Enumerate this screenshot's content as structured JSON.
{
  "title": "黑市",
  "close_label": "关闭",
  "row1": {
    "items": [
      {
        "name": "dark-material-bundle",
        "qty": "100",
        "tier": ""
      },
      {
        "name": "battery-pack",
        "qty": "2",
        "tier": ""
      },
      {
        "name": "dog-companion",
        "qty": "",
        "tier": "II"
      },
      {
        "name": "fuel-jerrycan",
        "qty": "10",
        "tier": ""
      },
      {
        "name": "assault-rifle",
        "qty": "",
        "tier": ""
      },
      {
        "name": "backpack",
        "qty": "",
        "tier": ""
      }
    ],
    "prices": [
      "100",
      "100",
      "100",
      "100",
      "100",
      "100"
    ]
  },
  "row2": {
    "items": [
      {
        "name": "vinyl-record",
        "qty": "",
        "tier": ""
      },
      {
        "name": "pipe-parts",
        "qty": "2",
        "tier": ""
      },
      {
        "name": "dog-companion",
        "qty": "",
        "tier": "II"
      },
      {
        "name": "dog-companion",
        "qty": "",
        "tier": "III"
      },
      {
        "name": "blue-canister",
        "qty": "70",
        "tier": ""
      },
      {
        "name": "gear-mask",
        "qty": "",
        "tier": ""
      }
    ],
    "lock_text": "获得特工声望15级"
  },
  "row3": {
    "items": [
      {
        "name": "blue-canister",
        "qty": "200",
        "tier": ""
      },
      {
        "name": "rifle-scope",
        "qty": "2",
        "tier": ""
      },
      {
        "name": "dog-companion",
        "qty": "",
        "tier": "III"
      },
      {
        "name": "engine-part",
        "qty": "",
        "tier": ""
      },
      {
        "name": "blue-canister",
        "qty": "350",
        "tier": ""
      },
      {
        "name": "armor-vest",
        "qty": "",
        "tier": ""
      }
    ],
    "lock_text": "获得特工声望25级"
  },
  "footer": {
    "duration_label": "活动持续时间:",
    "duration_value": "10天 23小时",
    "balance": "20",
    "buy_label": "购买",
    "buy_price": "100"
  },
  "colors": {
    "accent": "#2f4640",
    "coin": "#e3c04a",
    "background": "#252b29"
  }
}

Request: Copy out the lines that hold "rifle".

Completed exercise:
        "name": "assault-rifle",
        "name": "rifle-scope",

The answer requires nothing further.